Aim:
Your answer is a single number: how many lines hold the word "снова"?

>> Start

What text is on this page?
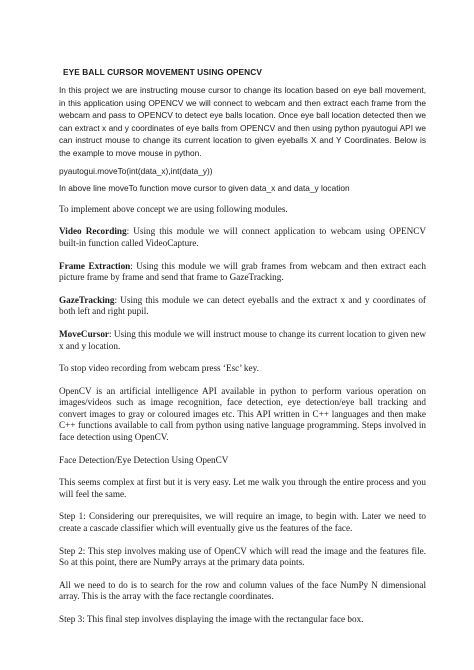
EYE BALL CURSOR MOVEMENT USING OPENCV

In this project we are instructing mouse cursor to change its location based on eye ball movement, in this application using OPENCV we will connect to webcam and then extract each frame from the webcam and pass to OPENCV to detect eye balls location. Once eye ball location detected then we can extract x and y coordinates of eye balls from OPENCV and then using python pyautogui API we can instruct mouse to change its current location to given eyeballs X and Y Coordinates. Below is the example to move mouse in python.

pyautogui.moveTo(int(data_x),int(data_y))

In above line moveTo function move cursor to given data_x and data_y location

To implement above concept we are using following modules.

Video Recording: Using this module we will connect application to webcam using OPENCV built-in function called VideoCapture.

Frame Extraction: Using this module we will grab frames from webcam and then extract each picture frame by frame and send that frame to GazeTracking.

GazeTracking: Using this module we can detect eyeballs and the extract x and y coordinates of both left and right pupil.

MoveCursor: Using this module we will instruct mouse to change its current location to given new x and y location.

To stop video recording from webcam press ‘Esc’ key.

OpenCV is an artificial intelligence API available in python to perform various operation on images/videos such as image recognition, face detection, eye detection/eye ball tracking and convert images to gray or coloured images etc. This API written in C++ languages and then make C++ functions available to call from python using native language programming. Steps involved in face detection using OpenCV.

Face Detection/Eye Detection Using OpenCV

This seems complex at first but it is very easy. Let me walk you through the entire process and you will feel the same.

Step 1: Considering our prerequisites, we will require an image, to begin with. Later we need to create a cascade classifier which will eventually give us the features of the face.

Step 2: This step involves making use of OpenCV which will read the image and the features file. So at this point, there are NumPy arrays at the primary data points.

All we need to do is to search for the row and column values of the face NumPy N dimensional array. This is the array with the face rectangle coordinates.

Step 3: This final step involves displaying the image with the rectangular face box.
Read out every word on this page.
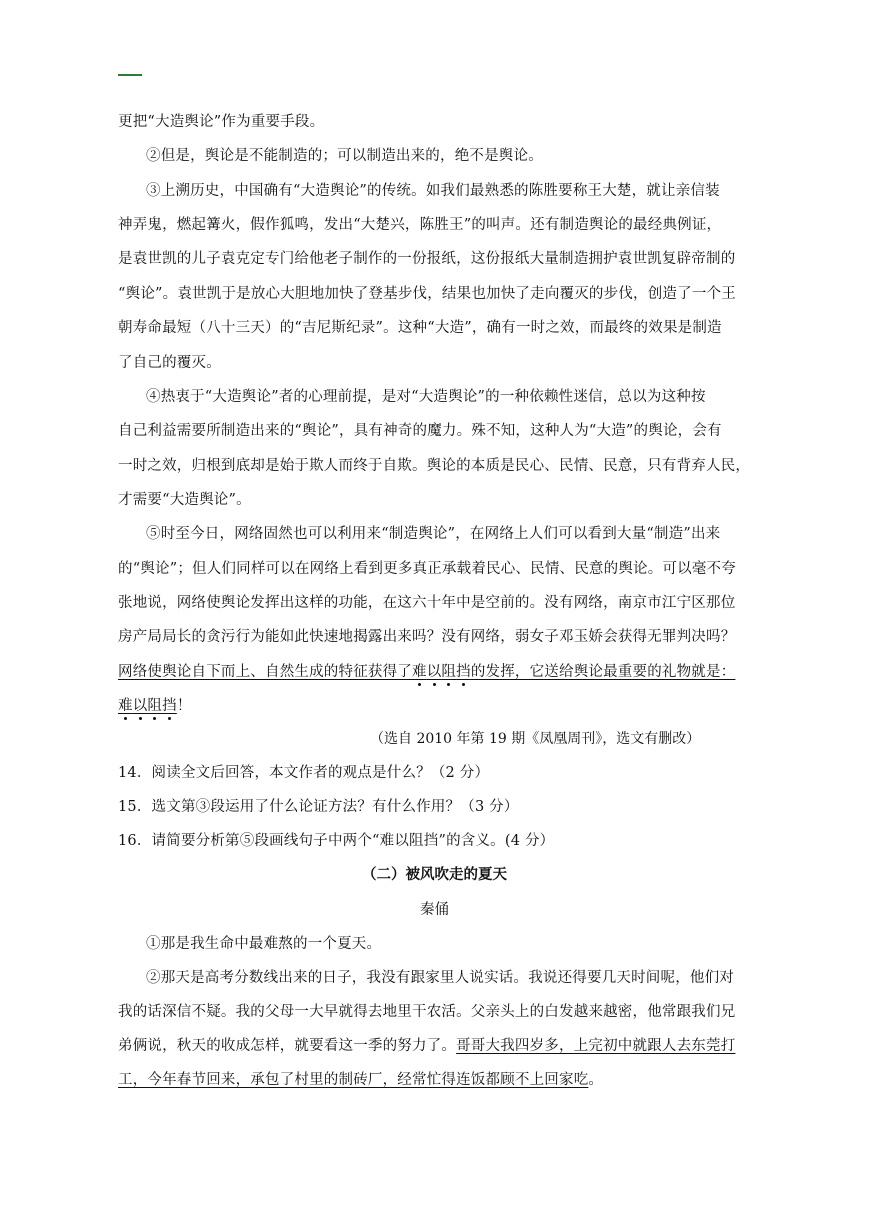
更把“大造舆论”作为重要手段。
②但是，舆论是不能制造的；可以制造出来的，绝不是舆论。
③上溯历史，中国确有“大造舆论”的传统。如我们最熟悉的陈胜要称王大楚，就让亲信装
神弄鬼，燃起篝火，假作狐鸣，发出“大楚兴，陈胜王”的叫声。还有制造舆论的最经典例证，
是袁世凯的儿子袁克定专门给他老子制作的一份报纸，这份报纸大量制造拥护袁世凯复辟帝制的
“舆论”。袁世凯于是放心大胆地加快了登基步伐，结果也加快了走向覆灭的步伐，创造了一个王
朝寿命最短（八十三天）的“吉尼斯纪录”。这种“大造”，确有一时之效，而最终的效果是制造
了自己的覆灭。
④热衷于“大造舆论”者的心理前提，是对“大造舆论”的一种依赖性迷信，总以为这种按
自己利益需要所制造出来的“舆论”，具有神奇的魔力。殊不知，这种人为“大造”的舆论，会有
一时之效，归根到底却是始于欺人而终于自欺。舆论的本质是民心、民情、民意，只有背弃人民，
才需要“大造舆论”。
⑤时至今日，网络固然也可以利用来“制造舆论”，在网络上人们可以看到大量“制造”出来
的“舆论”；但人们同样可以在网络上看到更多真正承载着民心、民情、民意的舆论。可以毫不夸
张地说，网络使舆论发挥出这样的功能，在这六十年中是空前的。没有网络，南京市江宁区那位
房产局局长的贪污行为能如此快速地揭露出来吗？没有网络，弱女子邓玉娇会获得无罪判决吗？
网络使舆论自下而上、自然生成的特征获得了难以阻挡的发挥，它送给舆论最重要的礼物就是：
难以阻挡！
（选自 2010 年第 19 期《凤凰周刊》，选文有删改）
14．阅读全文后回答，本文作者的观点是什么？（2 分）
15．选文第③段运用了什么论证方法？有什么作用？（3 分）
16．请简要分析第⑤段画线句子中两个“难以阻挡”的含义。(4 分）
（二）被风吹走的夏天
秦俑
①那是我生命中最难熬的一个夏天。
②那天是高考分数线出来的日子，我没有跟家里人说实话。我说还得要几天时间呢，他们对
我的话深信不疑。我的父母一大早就得去地里干农活。父亲头上的白发越来越密，他常跟我们兄
弟俩说，秋天的收成怎样，就要看这一季的努力了。哥哥大我四岁多，上完初中就跟人去东莞打
工，今年春节回来，承包了村里的制砖厂，经常忙得连饭都顾不上回家吃。
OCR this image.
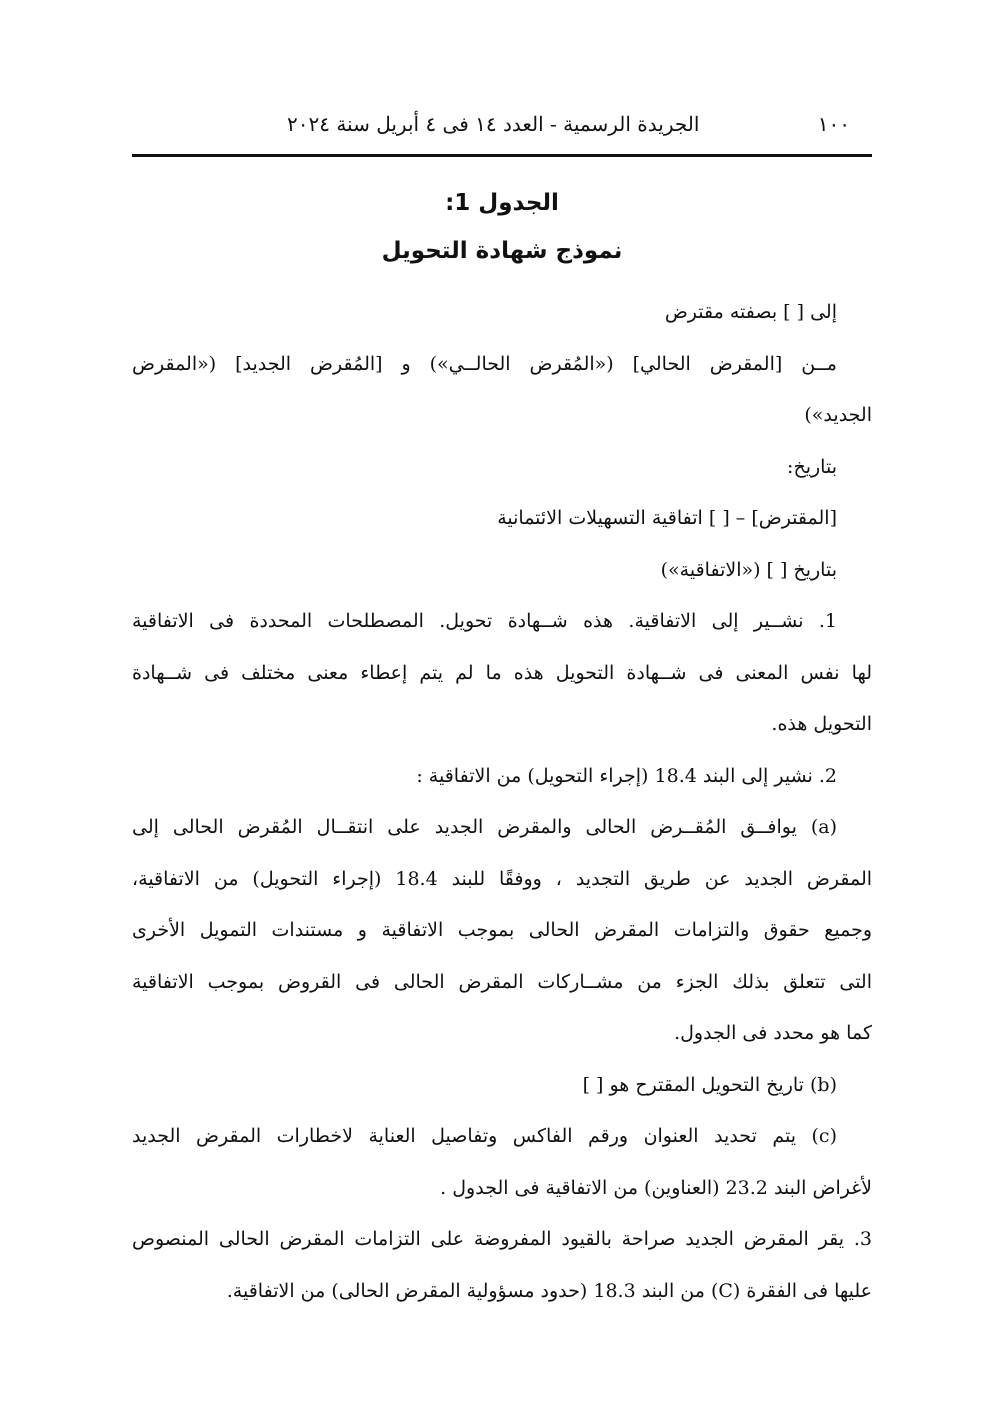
١٠٠
الجريدة الرسمية - العدد ١٤ فى ٤ أبريل سنة ٢٠٢٤
الجدول 1:
نموذج شهادة التحويل
إلى [ ] بصفته مقترض
مــن [المقرض الحالي] («المُقرض الحالــي») و [المُقرض الجديد] («المقرض
الجديد»)
بتاريخ:
[المقترض] – [ ] اتفاقية التسهيلات الائتمانية
بتاريخ [ ] («الاتفاقية»)
1. نشــير إلى الاتفاقية. هذه شــهادة تحويل. المصطلحات المحددة فى الاتفاقية
لها نفس المعنى فى شــهادة التحويل هذه ما لم يتم إعطاء معنى مختلف فى شــهادة
التحويل هذه.
2. نشير إلى البند 18.4 (إجراء التحويل) من الاتفاقية :
(a) يوافــق المُقــرض الحالى والمقرض الجديد على انتقــال المُقرض الحالى إلى
المقرض الجديد عن طريق التجديد ، ووفقًا للبند 18.4 (إجراء التحويل) من الاتفاقية،
وجميع حقوق والتزامات المقرض الحالى بموجب الاتفاقية و مستندات التمويل الأخرى
التى تتعلق بذلك الجزء من مشــاركات المقرض الحالى فى القروض بموجب الاتفاقية
كما هو محدد فى الجدول.
(b) تاريخ التحويل المقترح هو [ ]
(c) يتم تحديد العنوان ورقم الفاكس وتفاصيل العناية لاخطارات المقرض الجديد
لأغراض البند 23.2 (العناوين) من الاتفاقية فى الجدول .
3. يقر المقرض الجديد صراحة بالقيود المفروضة على التزامات المقرض الحالى المنصوص
عليها فى الفقرة (C) من البند 18.3 (حدود مسؤولية المقرض الحالى) من الاتفاقية.
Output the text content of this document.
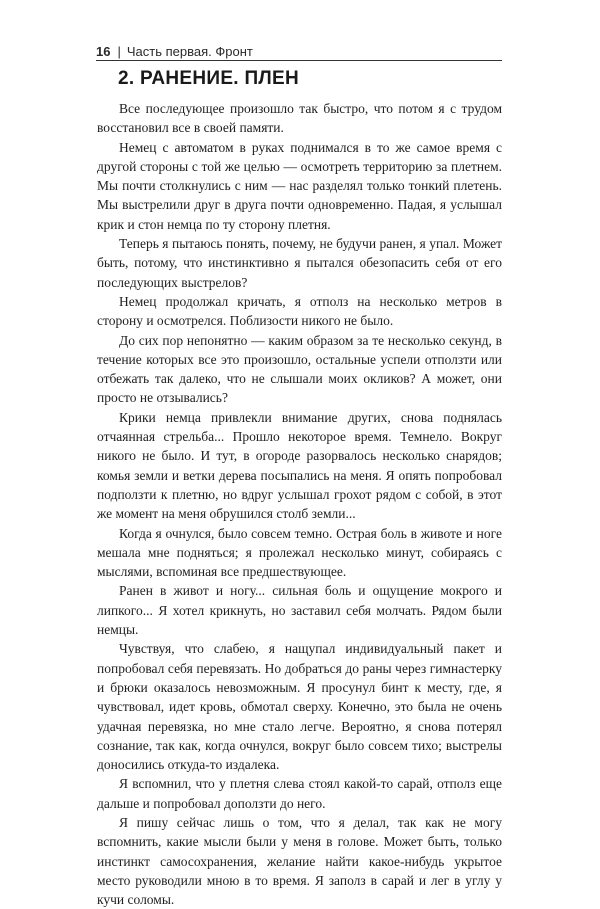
16 | Часть первая. Фронт
2. РАНЕНИЕ. ПЛЕН

Все последующее произошло так быстро, что потом я с трудом восстановил все в своей памяти.

Немец с автоматом в руках поднимался в то же самое время с другой стороны с той же целью — осмотреть территорию за плетнем. Мы почти столкнулись с ним — нас разделял только тонкий плетень. Мы выстрелили друг в друга почти одновременно. Падая, я услышал крик и стон немца по ту сторону плетня.

Теперь я пытаюсь понять, почему, не будучи ранен, я упал. Может быть, потому, что инстинктивно я пытался обезопасить себя от его последующих выстрелов?

Немец продолжал кричать, я отполз на несколько метров в сторону и осмотрелся. Поблизости никого не было.

До сих пор непонятно — каким образом за те несколько секунд, в течение которых все это произошло, остальные успели отползти или отбежать так далеко, что не слышали моих окликов? А может, они просто не отзывались?

Крики немца привлекли внимание других, снова поднялась отчаянная стрельба... Прошло некоторое время. Темнело. Вокруг никого не было. И тут, в огороде разорвалось несколько снарядов; комья земли и ветки дерева посыпались на меня. Я опять попробовал подползти к плетню, но вдруг услышал грохот рядом с собой, в этот же момент на меня обрушился столб земли...

Когда я очнулся, было совсем темно. Острая боль в животе и ноге мешала мне подняться; я пролежал несколько минут, собираясь с мыслями, вспоминая все предшествующее.

Ранен в живот и ногу... сильная боль и ощущение мокрого и липкого... Я хотел крикнуть, но заставил себя молчать. Рядом были немцы.

Чувствуя, что слабею, я нащупал индивидуальный пакет и попробовал себя перевязать. Но добраться до раны через гимнастерку и брюки оказалось невозможным. Я просунул бинт к месту, где, я чувствовал, идет кровь, обмотал сверху. Конечно, это была не очень удачная перевязка, но мне стало легче. Вероятно, я снова потерял сознание, так как, когда очнулся, вокруг было совсем тихо; выстрелы доносились откуда-то издалека.

Я вспомнил, что у плетня слева стоял какой-то сарай, отполз еще дальше и попробовал доползти до него.

Я пишу сейчас лишь о том, что я делал, так как не могу вспомнить, какие мысли были у меня в голове. Может быть, только инстинкт самосохранения, желание найти какое-нибудь укрытое место руководили мною в то время. Я заполз в сарай и лег в углу у кучи соломы.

>> End

Reply:
2